=== RECORDED DATA ===
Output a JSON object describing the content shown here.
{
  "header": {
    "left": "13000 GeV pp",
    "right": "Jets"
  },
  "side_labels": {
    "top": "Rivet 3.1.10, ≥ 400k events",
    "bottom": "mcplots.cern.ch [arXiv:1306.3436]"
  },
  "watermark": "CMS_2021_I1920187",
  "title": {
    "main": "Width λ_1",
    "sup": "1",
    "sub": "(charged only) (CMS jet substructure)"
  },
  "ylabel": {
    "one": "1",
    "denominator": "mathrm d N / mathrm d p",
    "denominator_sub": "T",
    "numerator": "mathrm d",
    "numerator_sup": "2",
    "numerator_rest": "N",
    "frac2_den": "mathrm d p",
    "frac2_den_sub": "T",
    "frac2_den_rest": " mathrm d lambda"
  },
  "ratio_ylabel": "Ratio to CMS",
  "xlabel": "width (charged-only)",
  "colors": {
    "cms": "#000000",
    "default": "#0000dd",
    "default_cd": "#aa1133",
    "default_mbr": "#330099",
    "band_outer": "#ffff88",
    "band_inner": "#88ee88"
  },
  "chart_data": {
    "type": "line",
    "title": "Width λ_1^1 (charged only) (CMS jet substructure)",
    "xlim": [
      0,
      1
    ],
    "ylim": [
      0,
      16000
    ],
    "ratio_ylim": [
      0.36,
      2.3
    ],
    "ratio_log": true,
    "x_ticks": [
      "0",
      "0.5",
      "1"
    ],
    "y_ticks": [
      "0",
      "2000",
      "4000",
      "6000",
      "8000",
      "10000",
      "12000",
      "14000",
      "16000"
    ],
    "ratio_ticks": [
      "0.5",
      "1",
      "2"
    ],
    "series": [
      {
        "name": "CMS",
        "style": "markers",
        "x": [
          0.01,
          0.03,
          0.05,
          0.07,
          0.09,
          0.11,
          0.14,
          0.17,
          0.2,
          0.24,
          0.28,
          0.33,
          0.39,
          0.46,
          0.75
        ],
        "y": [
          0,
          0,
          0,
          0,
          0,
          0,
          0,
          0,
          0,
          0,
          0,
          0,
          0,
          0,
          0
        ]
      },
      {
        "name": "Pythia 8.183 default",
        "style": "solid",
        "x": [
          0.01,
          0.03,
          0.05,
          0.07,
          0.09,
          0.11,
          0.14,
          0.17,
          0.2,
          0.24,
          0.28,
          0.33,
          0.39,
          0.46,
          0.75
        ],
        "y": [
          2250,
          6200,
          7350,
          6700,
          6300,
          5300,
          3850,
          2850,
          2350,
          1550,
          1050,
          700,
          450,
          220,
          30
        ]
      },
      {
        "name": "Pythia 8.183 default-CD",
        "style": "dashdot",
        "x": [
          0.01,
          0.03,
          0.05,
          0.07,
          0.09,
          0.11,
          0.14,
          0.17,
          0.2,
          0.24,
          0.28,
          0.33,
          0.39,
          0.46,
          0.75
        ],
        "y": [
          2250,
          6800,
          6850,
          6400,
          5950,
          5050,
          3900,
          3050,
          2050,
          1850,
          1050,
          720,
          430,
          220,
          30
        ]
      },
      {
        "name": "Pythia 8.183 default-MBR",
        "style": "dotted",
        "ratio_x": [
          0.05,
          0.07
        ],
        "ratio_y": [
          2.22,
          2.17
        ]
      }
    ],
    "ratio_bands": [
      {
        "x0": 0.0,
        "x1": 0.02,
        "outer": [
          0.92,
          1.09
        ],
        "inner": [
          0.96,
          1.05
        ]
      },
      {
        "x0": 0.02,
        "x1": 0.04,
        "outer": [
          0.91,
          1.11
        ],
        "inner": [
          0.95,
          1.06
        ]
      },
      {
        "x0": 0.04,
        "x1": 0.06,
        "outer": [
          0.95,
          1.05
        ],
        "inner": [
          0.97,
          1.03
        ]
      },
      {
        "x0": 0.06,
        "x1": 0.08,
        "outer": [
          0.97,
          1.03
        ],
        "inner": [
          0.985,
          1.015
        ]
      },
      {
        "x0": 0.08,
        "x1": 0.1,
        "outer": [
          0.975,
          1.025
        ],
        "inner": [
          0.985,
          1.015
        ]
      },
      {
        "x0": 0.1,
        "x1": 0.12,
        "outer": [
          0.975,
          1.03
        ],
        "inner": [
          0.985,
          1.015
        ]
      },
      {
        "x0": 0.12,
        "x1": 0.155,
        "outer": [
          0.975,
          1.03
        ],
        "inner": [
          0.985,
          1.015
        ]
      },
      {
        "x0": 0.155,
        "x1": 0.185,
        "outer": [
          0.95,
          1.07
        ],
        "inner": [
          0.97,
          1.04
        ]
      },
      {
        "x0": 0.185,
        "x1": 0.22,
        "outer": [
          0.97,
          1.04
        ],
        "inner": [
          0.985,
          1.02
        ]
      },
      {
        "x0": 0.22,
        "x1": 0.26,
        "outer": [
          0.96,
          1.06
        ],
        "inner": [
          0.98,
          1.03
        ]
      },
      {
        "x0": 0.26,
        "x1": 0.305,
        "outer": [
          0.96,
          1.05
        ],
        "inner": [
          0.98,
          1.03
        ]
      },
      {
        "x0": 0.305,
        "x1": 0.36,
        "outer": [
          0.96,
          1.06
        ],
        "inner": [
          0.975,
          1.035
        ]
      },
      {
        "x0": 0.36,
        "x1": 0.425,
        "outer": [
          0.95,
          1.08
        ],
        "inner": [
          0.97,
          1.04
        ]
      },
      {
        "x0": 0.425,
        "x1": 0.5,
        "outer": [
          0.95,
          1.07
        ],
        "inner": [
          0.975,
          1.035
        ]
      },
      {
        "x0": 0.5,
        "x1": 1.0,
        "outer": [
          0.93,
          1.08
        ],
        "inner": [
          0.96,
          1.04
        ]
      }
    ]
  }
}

=== WHAT YOU ARE ASKED TO DO ===
Reproduce the entries above in full, verbatim.

=== SOLUTION TO THIS PROBLEM ===
Output a JSON object describing the content shown here.
{
  "header": {
    "left": "13000 GeV pp",
    "right": "Jets"
  },
  "side_labels": {
    "top": "Rivet 3.1.10, ≥ 400k events",
    "bottom": "mcplots.cern.ch [arXiv:1306.3436]"
  },
  "watermark": "CMS_2021_I1920187",
  "title": {
    "main": "Width λ_1",
    "sup": "1",
    "sub": "(charged only) (CMS jet substructure)"
  },
  "ylabel": {
    "one": "1",
    "denominator": "mathrm d N / mathrm d p",
    "denominator_sub": "T",
    "numerator": "mathrm d",
    "numerator_sup": "2",
    "numerator_rest": "N",
    "frac2_den": "mathrm d p",
    "frac2_den_sub": "T",
    "frac2_den_rest": " mathrm d lambda"
  },
  "ratio_ylabel": "Ratio to CMS",
  "xlabel": "width (charged-only)",
  "colors": {
    "cms": "#000000",
    "default": "#0000dd",
    "default_cd": "#aa1133",
    "default_mbr": "#330099",
    "band_outer": "#ffff88",
    "band_inner": "#88ee88"
  },
  "chart_data": {
    "type": "line",
    "title": "Width λ_1^1 (charged only) (CMS jet substructure)",
    "xlim": [
      0,
      1
    ],
    "ylim": [
      0,
      16000
    ],
    "ratio_ylim": [
      0.36,
      2.3
    ],
    "ratio_log": true,
    "x_ticks": [
      "0",
      "0.5",
      "1"
    ],
    "y_ticks": [
      "0",
      "2000",
      "4000",
      "6000",
      "8000",
      "10000",
      "12000",
      "14000",
      "16000"
    ],
    "ratio_ticks": [
      "0.5",
      "1",
      "2"
    ],
    "series": [
      {
        "name": "CMS",
        "style": "markers",
        "x": [
          0.01,
          0.03,
          0.05,
          0.07,
          0.09,
          0.11,
          0.14,
          0.17,
          0.2,
          0.24,
          0.28,
          0.33,
          0.39,
          0.46,
          0.75
        ],
        "y": [
          0,
          0,
          0,
          0,
          0,
          0,
          0,
          0,
          0,
          0,
          0,
          0,
          0,
          0,
          0
        ]
      },
      {
        "name": "Pythia 8.183 default",
        "style": "solid",
        "x": [
          0.01,
          0.03,
          0.05,
          0.07,
          0.09,
          0.11,
          0.14,
          0.17,
          0.2,
          0.24,
          0.28,
          0.33,
          0.39,
          0.46,
          0.75
        ],
        "y": [
          2250,
          6200,
          7350,
          6700,
          6300,
          5300,
          3850,
          2850,
          2350,
          1550,
          1050,
          700,
          450,
          220,
          30
        ]
      },
      {
        "name": "Pythia 8.183 default-CD",
        "style": "dashdot",
        "x": [
          0.01,
          0.03,
          0.05,
          0.07,
          0.09,
          0.11,
          0.14,
          0.17,
          0.2,
          0.24,
          0.28,
          0.33,
          0.39,
          0.46,
          0.75
        ],
        "y": [
          2250,
          6800,
          6850,
          6400,
          5950,
          5050,
          3900,
          3050,
          2050,
          1850,
          1050,
          720,
          430,
          220,
          30
        ]
      },
      {
        "name": "Pythia 8.183 default-MBR",
        "style": "dotted",
        "ratio_x": [
          0.05,
          0.07
        ],
        "ratio_y": [
          2.22,
          2.17
        ]
      }
    ],
    "ratio_bands": [
      {
        "x0": 0.0,
        "x1": 0.02,
        "outer": [
          0.92,
          1.09
        ],
        "inner": [
          0.96,
          1.05
        ]
      },
      {
        "x0": 0.02,
        "x1": 0.04,
        "outer": [
          0.91,
          1.11
        ],
        "inner": [
          0.95,
          1.06
        ]
      },
      {
        "x0": 0.04,
        "x1": 0.06,
        "outer": [
          0.95,
          1.05
        ],
        "inner": [
          0.97,
          1.03
        ]
      },
      {
        "x0": 0.06,
        "x1": 0.08,
        "outer": [
          0.97,
          1.03
        ],
        "inner": [
          0.985,
          1.015
        ]
      },
      {
        "x0": 0.08,
        "x1": 0.1,
        "outer": [
          0.975,
          1.025
        ],
        "inner": [
          0.985,
          1.015
        ]
      },
      {
        "x0": 0.1,
        "x1": 0.12,
        "outer": [
          0.975,
          1.03
        ],
        "inner": [
          0.985,
          1.015
        ]
      },
      {
        "x0": 0.12,
        "x1": 0.155,
        "outer": [
          0.975,
          1.03
        ],
        "inner": [
          0.985,
          1.015
        ]
      },
      {
        "x0": 0.155,
        "x1": 0.185,
        "outer": [
          0.95,
          1.07
        ],
        "inner": [
          0.97,
          1.04
        ]
      },
      {
        "x0": 0.185,
        "x1": 0.22,
        "outer": [
          0.97,
          1.04
        ],
        "inner": [
          0.985,
          1.02
        ]
      },
      {
        "x0": 0.22,
        "x1": 0.26,
        "outer": [
          0.96,
          1.06
        ],
        "inner": [
          0.98,
          1.03
        ]
      },
      {
        "x0": 0.26,
        "x1": 0.305,
        "outer": [
          0.96,
          1.05
        ],
        "inner": [
          0.98,
          1.03
        ]
      },
      {
        "x0": 0.305,
        "x1": 0.36,
        "outer": [
          0.96,
          1.06
        ],
        "inner": [
          0.975,
          1.035
        ]
      },
      {
        "x0": 0.36,
        "x1": 0.425,
        "outer": [
          0.95,
          1.08
        ],
        "inner": [
          0.97,
          1.04
        ]
      },
      {
        "x0": 0.425,
        "x1": 0.5,
        "outer": [
          0.95,
          1.07
        ],
        "inner": [
          0.975,
          1.035
        ]
      },
      {
        "x0": 0.5,
        "x1": 1.0,
        "outer": [
          0.93,
          1.08
        ],
        "inner": [
          0.96,
          1.04
        ]
      }
    ]
  }
}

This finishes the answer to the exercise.